→ **GIVEN TASK**: Give the number of lines in the listing that hold the word "name". Write nothing but that number.

→ **STORED RECORDS**:

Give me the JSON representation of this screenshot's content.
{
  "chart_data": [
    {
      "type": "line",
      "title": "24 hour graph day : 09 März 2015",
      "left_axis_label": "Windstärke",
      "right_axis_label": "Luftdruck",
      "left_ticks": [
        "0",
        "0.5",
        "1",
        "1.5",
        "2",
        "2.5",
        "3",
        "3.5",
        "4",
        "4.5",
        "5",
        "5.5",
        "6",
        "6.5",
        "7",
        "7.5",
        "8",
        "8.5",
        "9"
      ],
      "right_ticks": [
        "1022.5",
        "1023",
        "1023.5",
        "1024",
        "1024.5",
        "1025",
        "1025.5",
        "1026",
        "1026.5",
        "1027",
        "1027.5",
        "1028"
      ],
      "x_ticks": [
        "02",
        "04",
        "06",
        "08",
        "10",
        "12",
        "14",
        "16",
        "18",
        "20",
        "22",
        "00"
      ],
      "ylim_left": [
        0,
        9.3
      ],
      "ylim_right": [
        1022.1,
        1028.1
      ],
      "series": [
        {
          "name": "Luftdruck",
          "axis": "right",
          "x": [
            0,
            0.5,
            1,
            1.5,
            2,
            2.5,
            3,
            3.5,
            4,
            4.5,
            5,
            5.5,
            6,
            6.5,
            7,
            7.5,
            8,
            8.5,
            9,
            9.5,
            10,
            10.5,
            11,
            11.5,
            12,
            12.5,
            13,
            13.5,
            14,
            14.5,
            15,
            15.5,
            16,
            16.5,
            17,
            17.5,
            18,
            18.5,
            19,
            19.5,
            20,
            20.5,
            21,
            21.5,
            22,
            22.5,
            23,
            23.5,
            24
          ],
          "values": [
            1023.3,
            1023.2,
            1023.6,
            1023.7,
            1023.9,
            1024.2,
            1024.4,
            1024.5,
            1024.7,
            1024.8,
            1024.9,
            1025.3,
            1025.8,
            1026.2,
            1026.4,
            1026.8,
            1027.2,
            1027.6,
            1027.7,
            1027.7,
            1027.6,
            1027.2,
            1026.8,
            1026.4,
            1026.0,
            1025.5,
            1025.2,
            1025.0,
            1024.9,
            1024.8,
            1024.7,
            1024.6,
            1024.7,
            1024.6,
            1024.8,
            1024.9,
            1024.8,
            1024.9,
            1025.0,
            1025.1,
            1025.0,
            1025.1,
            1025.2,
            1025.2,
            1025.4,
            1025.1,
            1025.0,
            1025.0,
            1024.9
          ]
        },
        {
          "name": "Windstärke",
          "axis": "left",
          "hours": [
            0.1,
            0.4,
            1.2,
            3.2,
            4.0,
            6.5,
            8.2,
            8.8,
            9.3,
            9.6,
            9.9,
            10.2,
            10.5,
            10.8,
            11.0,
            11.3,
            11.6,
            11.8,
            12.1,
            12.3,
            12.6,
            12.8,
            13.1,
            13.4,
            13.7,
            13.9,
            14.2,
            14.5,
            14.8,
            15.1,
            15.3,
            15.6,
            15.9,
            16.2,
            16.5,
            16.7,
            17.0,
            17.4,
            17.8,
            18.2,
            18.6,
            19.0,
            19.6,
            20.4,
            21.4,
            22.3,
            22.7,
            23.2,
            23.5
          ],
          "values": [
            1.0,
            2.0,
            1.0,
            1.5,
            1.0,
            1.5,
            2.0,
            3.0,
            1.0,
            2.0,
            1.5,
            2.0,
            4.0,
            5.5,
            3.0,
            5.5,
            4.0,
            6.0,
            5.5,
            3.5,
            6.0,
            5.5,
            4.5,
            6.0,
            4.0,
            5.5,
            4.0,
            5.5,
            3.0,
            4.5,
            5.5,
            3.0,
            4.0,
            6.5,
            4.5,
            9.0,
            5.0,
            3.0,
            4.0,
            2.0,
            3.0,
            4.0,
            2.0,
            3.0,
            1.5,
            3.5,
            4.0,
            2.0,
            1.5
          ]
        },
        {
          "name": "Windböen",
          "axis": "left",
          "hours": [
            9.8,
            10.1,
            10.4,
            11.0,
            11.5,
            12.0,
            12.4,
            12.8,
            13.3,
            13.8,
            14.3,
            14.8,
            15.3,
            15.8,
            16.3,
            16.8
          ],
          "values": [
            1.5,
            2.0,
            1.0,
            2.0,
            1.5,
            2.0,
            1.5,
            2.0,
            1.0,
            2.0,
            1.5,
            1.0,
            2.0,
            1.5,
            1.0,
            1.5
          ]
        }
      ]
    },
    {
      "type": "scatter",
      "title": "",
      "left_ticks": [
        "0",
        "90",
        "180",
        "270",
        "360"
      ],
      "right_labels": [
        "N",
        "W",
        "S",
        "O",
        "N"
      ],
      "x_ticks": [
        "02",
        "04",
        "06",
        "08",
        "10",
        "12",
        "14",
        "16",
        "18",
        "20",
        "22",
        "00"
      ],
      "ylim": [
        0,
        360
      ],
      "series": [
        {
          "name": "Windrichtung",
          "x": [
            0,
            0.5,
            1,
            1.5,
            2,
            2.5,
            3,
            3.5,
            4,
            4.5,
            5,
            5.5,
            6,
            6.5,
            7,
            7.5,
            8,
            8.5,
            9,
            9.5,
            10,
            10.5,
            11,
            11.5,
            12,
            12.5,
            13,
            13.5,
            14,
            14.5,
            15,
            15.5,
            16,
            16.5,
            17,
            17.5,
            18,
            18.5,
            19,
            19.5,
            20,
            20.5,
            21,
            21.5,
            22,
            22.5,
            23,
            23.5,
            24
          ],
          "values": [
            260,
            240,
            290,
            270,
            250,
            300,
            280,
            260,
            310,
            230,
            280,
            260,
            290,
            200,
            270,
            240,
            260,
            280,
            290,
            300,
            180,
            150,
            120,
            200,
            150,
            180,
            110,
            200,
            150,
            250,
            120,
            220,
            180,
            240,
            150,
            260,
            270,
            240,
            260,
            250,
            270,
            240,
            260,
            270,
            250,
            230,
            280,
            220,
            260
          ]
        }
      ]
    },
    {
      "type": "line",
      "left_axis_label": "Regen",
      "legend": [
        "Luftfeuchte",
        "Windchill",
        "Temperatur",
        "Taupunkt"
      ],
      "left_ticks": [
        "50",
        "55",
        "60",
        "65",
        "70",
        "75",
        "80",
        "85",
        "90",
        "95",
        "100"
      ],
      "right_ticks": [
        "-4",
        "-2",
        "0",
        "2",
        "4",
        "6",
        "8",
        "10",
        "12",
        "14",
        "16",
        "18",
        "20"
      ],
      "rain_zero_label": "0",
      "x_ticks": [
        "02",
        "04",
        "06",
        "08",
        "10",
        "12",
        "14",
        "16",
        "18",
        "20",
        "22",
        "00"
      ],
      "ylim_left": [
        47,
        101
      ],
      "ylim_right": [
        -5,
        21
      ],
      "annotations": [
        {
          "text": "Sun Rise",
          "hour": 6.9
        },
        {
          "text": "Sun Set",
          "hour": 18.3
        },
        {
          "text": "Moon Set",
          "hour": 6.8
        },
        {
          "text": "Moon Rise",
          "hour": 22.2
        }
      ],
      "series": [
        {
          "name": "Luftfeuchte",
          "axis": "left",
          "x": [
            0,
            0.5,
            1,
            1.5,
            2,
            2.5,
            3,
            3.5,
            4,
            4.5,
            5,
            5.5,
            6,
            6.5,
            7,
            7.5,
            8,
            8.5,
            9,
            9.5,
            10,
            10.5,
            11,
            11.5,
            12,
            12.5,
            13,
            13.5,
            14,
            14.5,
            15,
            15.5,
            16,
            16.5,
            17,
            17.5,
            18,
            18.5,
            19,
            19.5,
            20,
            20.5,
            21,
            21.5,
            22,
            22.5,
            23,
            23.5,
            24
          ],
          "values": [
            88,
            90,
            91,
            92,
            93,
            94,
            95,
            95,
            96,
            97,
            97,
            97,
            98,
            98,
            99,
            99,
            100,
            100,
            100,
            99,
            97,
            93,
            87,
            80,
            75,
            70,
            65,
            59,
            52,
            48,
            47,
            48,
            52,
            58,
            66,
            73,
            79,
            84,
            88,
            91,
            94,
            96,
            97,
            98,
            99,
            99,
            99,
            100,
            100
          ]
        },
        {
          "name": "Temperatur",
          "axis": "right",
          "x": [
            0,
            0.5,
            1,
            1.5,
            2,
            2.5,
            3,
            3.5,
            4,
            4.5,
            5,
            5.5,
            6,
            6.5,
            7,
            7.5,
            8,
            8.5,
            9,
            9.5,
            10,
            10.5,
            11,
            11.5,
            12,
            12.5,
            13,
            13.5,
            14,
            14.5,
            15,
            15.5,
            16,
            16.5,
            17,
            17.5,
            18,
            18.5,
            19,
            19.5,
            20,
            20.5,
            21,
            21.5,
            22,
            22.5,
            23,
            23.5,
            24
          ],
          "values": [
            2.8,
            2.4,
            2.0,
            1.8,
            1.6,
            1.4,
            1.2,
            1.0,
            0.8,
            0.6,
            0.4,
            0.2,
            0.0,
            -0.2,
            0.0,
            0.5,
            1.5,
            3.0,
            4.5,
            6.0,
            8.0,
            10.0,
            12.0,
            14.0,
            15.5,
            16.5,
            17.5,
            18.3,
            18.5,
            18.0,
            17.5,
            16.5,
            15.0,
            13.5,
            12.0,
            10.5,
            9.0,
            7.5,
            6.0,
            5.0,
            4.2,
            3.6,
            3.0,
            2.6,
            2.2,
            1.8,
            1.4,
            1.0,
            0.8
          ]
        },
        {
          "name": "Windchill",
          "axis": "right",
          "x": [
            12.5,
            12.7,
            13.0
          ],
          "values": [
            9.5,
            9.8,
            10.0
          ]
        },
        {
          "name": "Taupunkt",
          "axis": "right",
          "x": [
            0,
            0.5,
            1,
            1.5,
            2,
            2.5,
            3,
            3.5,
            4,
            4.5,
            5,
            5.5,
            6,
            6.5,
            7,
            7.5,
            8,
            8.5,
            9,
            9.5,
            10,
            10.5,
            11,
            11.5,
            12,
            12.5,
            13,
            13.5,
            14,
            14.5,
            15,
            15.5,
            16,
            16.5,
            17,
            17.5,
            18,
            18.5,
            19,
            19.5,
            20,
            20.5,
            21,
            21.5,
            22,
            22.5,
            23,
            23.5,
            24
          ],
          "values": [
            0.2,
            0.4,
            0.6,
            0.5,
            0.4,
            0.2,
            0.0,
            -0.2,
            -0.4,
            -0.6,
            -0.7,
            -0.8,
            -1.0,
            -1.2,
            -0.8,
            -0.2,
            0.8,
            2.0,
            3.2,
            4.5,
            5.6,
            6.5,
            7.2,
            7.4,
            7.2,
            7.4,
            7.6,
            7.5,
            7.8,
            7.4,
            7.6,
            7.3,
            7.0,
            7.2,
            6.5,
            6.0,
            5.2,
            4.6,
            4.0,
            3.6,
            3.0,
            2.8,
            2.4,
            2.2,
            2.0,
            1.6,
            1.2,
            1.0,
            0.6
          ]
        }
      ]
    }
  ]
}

→ **RESPONSE FOR THIS EXERCISE**: 8